#### EXTRACT PROVIDED
New tools to solve an old (.NET Web Service) problem (and an apology)

I ran into an interesting problem today…  One of my clients is converting a Windows app’s database and business logic to web services.  The transition has been surprisingly smooth.  Well, smooth up until today.  Since we are using the old, .asmx web services, passing user defined classes via the parameter list is almost a black art.  We were trying to pass a class, BusinessObjectFoo, from the Windows application to the web service.  The web service has a parameter that accepts BusinessObjectFoo, and both the client and the server reference the same library that contains the definition for BusinessObjectFoo.  This should be a no-brainer, and just work, right?  Unfortunately, it doesn’t.  Microsoft abandoned .asmx improvements in .NET 3.0, and left some rather serious holes in the functionality of .asmx web services.  The ability to pass a user defined class via the web service parameters happened to be one of them.

Records taken from a dataset:
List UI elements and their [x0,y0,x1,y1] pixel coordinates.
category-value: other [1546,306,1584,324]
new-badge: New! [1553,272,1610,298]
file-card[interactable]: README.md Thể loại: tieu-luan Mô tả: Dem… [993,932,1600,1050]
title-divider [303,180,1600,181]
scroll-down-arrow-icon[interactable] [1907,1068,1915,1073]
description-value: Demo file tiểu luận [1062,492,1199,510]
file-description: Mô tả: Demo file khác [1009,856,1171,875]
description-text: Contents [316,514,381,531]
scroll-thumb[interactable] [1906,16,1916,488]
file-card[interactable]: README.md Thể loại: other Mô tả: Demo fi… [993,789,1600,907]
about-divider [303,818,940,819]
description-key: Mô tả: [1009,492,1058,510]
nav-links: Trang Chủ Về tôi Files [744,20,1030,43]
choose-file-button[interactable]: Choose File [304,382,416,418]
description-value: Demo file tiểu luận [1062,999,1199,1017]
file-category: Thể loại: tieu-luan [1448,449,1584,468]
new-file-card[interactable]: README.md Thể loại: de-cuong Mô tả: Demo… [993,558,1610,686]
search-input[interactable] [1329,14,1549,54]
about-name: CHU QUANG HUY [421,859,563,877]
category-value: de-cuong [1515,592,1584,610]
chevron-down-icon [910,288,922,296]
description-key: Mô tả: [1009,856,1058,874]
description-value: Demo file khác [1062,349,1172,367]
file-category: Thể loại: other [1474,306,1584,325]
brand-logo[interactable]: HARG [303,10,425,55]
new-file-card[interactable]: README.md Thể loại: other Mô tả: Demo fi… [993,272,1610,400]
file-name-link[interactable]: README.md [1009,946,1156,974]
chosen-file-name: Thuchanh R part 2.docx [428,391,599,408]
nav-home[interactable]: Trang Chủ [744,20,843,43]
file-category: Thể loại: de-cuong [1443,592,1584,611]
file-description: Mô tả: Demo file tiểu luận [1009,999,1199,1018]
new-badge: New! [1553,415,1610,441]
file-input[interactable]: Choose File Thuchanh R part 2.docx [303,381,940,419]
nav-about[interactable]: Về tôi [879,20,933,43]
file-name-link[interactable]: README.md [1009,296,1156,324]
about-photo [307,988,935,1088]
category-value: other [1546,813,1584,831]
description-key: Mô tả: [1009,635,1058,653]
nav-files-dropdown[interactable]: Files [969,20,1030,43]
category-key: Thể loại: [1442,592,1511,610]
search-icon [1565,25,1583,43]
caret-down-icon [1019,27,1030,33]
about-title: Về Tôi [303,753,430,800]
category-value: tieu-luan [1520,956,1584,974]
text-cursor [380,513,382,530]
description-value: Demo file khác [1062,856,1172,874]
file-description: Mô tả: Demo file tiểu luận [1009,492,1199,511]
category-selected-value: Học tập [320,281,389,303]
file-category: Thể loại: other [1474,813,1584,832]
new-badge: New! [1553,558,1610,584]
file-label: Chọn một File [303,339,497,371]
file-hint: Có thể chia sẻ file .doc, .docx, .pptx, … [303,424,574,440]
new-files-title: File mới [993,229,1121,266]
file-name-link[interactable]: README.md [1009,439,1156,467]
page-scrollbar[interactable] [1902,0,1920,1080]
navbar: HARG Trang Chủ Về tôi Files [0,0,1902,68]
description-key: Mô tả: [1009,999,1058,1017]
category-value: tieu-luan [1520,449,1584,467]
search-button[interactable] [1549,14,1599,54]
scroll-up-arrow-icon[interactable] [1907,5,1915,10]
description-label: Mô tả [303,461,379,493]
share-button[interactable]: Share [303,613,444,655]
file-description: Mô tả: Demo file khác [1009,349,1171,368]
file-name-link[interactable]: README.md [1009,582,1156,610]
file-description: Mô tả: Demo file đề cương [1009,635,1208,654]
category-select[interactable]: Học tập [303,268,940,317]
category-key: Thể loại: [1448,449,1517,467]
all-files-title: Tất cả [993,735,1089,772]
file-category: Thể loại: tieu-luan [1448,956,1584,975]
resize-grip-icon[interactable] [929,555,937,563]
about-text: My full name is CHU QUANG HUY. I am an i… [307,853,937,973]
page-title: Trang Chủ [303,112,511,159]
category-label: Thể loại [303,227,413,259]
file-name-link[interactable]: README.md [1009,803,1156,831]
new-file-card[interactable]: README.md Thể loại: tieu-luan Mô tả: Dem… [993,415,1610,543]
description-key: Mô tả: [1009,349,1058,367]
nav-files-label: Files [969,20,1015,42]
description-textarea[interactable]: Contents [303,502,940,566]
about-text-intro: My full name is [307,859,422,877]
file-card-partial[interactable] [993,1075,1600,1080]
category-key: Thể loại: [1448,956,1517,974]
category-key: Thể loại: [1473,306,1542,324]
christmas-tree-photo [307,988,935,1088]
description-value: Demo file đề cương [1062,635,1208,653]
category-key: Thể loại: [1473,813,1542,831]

#### EXERCISE TASKS
1. Answer these questions using the blog post about .asmx web services:
(a) What is one of the author's clients converting to web services?
(b) What is the name of the class the team was trying to pass to the web service?
(c) In which version of .NET did Microsoft abandon .asmx improvements?
2. Continue the blog post about .asmx web services from its last sentence.

#### RESULTS
1.
(a) A Windows app's database and business logic.
(b) BusinessObjectFoo.
(c) .NET 3.0.

2.
The crux of the problem is that when the client application pulls in the service reference, Visual Studio creates a new definition of the class from the web service’s WSDL rather than matching the class up with the libraries.  (Apparently, this works correctly with WCF services).  We tried several different solutions to try to allow passing the object via the web service, but no luck.

Enter my apology… in reviewing code for my normal job, I’d run across something that had been added to the code base with no explanation.  That code was for Automapper.  I got aggravated at the developer for throwing another ‘new toy’ into our project.  I did do a little reading on understanding Automapper, but didn’t see why it had been added. After today, I apologize to those devs, this one looks pretty helpful.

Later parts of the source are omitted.